Page text START

A slight modification to User's code above:

import threading
try: 
  from http.server import HTTPServer, BaseHTTPRequestHandler # Python 3
except ImportError: 
  import SimpleHTTPServer
  from BaseHTTPServer import HTTPServer # Python 2
  from SimpleHTTPServer import SimpleHTTPRequestHandler as BaseHTTPRequestHandler
server = HTTPServer(('localhost', 0), BaseHTTPRequestHandler)
thread = threading.Thread(target = server.serve_forever)
thread.deamon = True
def up():
  thread.start()
  print('starting server on port {}'.format(server.server_port))
def down():
  server.shutdown()
  print('stopping server on port {}'.format(server.server_port))
2

This is a closure solution to the problem. Works on python 3.

import os
import threading
import webbrowser
from http.server import HTTPServer, SimpleHTTPRequestHandler


def simple_http_server(host='localhost', port=4001, path='.'):

    server = HTTPServer((host, port), SimpleHTTPRequestHandler)

Page text END

Using the information —
a: Return the part of the page text starting at "A slight modification" and ending at "HTTPServer(('localhost', 0), BaseHTTPRequestHandler)".
b: In the page text, what default port does the simple_http_server function use?
Rely only on the page text for what comes next.

Input data START

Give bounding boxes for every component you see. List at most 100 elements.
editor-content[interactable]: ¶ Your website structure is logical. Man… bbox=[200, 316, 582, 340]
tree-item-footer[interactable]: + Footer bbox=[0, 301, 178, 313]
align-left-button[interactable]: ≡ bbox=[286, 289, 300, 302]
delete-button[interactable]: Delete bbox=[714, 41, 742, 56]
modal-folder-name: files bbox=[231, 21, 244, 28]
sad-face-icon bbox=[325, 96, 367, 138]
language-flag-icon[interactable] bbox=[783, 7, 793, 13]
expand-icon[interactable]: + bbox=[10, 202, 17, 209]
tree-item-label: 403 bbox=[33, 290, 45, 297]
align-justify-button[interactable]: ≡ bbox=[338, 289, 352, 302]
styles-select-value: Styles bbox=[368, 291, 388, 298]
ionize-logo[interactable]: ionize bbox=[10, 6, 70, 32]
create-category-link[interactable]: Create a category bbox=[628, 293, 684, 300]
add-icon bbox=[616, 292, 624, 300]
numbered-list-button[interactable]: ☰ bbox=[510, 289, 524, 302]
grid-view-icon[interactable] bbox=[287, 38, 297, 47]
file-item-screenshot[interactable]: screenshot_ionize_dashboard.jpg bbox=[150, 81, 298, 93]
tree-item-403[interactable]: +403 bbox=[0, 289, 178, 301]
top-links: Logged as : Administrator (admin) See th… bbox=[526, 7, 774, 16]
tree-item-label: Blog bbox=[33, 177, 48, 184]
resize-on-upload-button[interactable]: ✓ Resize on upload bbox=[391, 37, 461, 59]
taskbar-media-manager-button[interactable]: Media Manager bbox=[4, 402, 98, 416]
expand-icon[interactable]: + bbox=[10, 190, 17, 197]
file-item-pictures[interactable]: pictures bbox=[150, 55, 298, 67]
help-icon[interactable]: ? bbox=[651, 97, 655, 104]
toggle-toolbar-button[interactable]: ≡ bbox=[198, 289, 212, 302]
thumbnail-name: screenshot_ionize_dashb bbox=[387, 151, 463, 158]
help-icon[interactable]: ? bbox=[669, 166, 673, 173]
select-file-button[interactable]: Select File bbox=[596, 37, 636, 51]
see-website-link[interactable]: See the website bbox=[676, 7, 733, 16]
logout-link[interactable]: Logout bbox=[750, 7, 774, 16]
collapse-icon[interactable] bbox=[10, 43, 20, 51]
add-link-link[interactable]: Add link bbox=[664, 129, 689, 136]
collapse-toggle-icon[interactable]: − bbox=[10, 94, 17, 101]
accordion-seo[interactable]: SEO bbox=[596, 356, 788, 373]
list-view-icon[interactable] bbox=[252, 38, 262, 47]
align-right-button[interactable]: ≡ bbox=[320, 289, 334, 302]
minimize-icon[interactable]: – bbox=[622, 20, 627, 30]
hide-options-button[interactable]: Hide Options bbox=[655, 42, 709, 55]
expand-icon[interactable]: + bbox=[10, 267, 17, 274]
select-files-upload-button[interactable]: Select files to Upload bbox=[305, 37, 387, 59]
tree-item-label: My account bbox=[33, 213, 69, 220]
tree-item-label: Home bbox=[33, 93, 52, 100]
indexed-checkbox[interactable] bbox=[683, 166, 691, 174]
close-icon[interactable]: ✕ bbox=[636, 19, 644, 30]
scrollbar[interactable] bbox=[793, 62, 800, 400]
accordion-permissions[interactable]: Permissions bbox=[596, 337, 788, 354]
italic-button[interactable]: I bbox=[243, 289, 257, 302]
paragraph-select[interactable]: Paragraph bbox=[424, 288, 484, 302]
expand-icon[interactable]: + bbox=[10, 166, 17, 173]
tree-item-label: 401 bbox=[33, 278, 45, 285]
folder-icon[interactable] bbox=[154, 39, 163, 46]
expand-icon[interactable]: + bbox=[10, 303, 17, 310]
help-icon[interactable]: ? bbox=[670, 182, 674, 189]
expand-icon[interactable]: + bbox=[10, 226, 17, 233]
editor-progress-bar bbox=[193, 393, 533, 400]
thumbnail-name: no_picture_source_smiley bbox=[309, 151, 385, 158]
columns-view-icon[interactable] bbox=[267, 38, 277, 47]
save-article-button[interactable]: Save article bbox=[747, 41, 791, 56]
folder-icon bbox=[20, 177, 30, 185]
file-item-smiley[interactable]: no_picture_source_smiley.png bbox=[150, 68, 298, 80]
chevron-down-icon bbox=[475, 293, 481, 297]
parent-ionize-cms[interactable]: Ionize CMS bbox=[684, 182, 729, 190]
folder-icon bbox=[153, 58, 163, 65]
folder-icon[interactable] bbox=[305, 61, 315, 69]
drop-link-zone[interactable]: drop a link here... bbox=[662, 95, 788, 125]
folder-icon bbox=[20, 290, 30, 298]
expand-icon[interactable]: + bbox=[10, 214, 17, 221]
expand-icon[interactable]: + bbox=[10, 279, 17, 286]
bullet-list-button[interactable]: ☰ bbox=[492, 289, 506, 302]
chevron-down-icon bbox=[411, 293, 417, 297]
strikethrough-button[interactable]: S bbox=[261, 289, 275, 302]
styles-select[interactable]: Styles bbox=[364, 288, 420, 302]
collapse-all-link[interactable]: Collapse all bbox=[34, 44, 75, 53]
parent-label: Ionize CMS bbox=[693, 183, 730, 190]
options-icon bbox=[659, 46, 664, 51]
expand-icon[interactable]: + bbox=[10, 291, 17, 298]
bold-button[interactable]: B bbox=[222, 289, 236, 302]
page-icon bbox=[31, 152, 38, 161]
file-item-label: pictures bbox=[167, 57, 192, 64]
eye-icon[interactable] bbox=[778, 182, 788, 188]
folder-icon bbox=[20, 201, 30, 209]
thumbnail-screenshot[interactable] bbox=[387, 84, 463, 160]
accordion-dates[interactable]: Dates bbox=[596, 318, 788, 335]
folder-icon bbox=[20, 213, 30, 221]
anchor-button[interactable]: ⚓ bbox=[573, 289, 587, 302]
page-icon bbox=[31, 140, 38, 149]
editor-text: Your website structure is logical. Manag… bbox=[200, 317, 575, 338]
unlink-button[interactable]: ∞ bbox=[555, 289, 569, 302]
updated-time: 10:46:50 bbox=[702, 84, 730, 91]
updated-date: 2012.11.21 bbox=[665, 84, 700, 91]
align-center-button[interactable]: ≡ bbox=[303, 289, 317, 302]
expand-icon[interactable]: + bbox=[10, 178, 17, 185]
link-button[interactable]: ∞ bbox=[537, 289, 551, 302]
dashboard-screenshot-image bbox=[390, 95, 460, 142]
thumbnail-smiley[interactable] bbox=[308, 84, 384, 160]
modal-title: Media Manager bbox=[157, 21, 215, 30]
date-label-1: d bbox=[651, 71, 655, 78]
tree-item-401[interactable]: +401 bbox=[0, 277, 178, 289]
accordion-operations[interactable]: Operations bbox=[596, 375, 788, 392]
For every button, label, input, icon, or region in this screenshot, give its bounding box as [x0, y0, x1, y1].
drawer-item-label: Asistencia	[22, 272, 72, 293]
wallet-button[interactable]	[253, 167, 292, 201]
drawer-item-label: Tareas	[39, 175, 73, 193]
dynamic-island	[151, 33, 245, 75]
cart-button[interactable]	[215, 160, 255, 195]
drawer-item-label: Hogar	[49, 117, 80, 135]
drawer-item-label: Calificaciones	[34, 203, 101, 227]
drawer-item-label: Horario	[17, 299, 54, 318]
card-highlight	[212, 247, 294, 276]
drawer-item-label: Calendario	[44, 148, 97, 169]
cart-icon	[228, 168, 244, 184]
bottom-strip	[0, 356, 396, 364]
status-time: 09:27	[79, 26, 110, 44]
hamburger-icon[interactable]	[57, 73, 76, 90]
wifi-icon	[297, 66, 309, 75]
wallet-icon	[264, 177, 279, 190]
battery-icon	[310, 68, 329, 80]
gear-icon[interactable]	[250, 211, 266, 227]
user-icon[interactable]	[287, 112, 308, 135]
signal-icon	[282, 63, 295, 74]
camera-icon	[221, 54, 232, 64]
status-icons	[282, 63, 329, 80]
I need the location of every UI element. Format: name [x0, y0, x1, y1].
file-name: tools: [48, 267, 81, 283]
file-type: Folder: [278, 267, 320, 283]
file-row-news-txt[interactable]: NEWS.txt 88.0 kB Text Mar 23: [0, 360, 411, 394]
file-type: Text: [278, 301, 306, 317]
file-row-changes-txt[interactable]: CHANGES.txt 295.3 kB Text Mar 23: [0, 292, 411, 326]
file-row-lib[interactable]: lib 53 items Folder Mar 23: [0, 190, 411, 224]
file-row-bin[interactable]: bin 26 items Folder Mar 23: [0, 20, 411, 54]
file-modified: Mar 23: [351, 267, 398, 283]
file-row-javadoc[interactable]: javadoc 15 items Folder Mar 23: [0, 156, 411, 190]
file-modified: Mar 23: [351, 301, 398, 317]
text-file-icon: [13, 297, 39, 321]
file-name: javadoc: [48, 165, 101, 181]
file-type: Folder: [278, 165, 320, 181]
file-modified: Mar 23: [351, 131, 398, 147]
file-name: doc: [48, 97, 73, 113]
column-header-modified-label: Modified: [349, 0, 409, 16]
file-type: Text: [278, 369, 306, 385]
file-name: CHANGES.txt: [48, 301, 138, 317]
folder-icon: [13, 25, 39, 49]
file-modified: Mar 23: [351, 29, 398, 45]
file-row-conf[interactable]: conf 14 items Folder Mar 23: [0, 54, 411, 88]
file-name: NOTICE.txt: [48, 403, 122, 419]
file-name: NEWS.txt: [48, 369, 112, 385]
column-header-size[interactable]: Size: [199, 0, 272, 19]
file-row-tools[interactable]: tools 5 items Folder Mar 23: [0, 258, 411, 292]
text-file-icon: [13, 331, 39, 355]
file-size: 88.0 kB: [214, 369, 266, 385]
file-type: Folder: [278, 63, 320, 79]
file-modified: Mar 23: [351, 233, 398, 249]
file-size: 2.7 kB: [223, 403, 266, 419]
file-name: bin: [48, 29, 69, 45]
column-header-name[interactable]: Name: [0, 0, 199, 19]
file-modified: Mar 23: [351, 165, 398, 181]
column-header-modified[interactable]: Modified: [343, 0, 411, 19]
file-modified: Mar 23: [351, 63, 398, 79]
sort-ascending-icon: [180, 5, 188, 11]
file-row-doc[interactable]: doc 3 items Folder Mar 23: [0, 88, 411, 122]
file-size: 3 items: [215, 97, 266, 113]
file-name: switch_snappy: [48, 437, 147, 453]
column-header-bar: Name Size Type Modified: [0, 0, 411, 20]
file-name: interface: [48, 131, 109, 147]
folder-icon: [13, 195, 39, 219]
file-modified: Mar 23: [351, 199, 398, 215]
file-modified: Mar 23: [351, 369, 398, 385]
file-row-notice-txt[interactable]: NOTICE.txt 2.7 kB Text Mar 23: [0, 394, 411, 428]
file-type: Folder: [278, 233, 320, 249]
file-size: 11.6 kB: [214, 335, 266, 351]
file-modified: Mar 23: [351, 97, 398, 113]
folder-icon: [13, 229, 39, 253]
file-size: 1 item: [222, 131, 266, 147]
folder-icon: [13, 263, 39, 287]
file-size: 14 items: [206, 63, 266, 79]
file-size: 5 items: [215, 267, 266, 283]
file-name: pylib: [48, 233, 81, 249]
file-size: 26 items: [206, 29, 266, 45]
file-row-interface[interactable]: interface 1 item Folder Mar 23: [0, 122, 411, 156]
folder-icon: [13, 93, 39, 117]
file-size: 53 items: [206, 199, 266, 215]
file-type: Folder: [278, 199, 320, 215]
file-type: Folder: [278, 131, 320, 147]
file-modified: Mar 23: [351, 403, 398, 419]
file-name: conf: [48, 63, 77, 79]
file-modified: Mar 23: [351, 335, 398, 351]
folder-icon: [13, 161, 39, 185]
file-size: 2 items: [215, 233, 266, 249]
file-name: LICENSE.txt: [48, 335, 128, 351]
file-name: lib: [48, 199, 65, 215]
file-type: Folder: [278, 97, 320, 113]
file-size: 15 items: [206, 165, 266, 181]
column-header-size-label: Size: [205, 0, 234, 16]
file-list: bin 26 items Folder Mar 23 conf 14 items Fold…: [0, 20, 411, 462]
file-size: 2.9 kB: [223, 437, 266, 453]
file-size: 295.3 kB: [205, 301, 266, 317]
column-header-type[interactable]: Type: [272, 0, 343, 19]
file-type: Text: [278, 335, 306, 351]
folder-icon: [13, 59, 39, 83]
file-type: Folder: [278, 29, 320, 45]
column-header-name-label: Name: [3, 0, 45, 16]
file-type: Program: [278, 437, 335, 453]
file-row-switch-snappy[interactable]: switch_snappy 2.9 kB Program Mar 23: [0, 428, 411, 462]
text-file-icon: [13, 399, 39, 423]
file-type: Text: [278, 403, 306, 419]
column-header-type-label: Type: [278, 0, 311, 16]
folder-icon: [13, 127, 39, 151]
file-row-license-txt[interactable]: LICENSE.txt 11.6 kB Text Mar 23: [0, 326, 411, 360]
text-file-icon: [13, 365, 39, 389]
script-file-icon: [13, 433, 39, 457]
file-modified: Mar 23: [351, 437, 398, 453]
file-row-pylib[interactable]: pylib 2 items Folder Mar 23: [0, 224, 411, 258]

Input data END

Answers to this exercise —
a:
A slight modification to User's code above:

import threading
try: 
  from http.server import HTTPServer, BaseHTTPRequestHandler # Python 3
except ImportError: 
  import SimpleHTTPServer
  from BaseHTTPServer import HTTPServer # Python 2
  from SimpleHTTPServer import SimpleHTTPRequestHandler as BaseHTTPRequestHandler
server = HTTPServer(('localhost', 0), BaseHTTPRequestHandler)

b: 4001